Exercise
Write out the lines from the line containing "What data populates" through the final line of the listing below, exactly, omitting every other line.

Data shown
-----
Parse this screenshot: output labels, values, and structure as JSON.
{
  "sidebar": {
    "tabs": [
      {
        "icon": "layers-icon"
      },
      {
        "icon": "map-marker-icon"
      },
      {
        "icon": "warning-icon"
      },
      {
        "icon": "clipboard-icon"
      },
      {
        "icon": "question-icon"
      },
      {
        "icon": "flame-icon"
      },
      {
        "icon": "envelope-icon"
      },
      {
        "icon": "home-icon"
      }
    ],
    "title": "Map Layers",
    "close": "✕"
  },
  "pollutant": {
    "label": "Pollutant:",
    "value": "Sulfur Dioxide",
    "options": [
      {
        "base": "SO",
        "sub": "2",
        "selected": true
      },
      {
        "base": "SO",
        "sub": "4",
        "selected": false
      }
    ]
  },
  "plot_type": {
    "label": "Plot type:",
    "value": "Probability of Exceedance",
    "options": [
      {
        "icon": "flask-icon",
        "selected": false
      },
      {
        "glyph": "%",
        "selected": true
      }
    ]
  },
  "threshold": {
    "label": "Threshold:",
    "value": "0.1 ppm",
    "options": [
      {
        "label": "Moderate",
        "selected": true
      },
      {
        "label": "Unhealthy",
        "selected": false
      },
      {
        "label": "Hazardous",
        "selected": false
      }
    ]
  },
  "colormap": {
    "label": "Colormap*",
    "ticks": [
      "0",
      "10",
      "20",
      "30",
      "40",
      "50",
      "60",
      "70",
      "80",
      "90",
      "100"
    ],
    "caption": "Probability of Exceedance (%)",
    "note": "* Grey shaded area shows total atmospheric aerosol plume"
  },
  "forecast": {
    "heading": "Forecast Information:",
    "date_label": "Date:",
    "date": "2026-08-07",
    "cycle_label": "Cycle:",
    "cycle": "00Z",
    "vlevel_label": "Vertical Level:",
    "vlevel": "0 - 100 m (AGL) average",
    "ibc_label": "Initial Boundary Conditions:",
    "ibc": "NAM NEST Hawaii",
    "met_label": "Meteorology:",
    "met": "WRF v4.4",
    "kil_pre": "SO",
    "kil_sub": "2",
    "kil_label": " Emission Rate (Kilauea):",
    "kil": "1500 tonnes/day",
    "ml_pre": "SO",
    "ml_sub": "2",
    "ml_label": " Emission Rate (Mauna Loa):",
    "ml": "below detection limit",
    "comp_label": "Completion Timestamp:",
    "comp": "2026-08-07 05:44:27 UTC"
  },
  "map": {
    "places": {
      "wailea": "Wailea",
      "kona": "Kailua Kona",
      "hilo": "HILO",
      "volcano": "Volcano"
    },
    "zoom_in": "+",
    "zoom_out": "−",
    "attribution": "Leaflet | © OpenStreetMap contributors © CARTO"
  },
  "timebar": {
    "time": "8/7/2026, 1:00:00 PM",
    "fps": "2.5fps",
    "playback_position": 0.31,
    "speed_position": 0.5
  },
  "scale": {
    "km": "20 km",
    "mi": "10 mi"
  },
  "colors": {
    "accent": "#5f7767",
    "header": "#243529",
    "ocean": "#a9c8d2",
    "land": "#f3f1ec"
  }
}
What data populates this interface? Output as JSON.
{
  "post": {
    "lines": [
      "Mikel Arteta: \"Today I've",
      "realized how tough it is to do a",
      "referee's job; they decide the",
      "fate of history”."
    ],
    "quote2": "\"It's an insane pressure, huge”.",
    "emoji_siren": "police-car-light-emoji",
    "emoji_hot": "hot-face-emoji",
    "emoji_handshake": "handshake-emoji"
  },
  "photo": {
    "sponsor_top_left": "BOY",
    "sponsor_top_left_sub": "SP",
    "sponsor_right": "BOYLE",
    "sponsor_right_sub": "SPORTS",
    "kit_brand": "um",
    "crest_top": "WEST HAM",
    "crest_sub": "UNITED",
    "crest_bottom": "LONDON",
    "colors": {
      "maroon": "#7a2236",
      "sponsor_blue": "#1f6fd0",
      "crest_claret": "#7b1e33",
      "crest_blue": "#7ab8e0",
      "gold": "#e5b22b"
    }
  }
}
-----
Right answer
What data populates this interface? Output as JSON.
{
  "post": {
    "lines": [
      "Mikel Arteta: \"Today I've",
      "realized how tough it is to do a",
      "referee's job; they decide the",
      "fate of history”."
    ],
    "quote2": "\"It's an insane pressure, huge”.",
    "emoji_siren": "police-car-light-emoji",
    "emoji_hot": "hot-face-emoji",
    "emoji_handshake": "handshake-emoji"
  },
  "photo": {
    "sponsor_top_left": "BOY",
    "sponsor_top_left_sub": "SP",
    "sponsor_right": "BOYLE",
    "sponsor_right_sub": "SPORTS",
    "kit_brand": "um",
    "crest_top": "WEST HAM",
    "crest_sub": "UNITED",
    "crest_bottom": "LONDON",
    "colors": {
      "maroon": "#7a2236",
      "sponsor_blue": "#1f6fd0",
      "crest_claret": "#7b1e33",
      "crest_blue": "#7ab8e0",
      "gold": "#e5b22b"
    }
  }
}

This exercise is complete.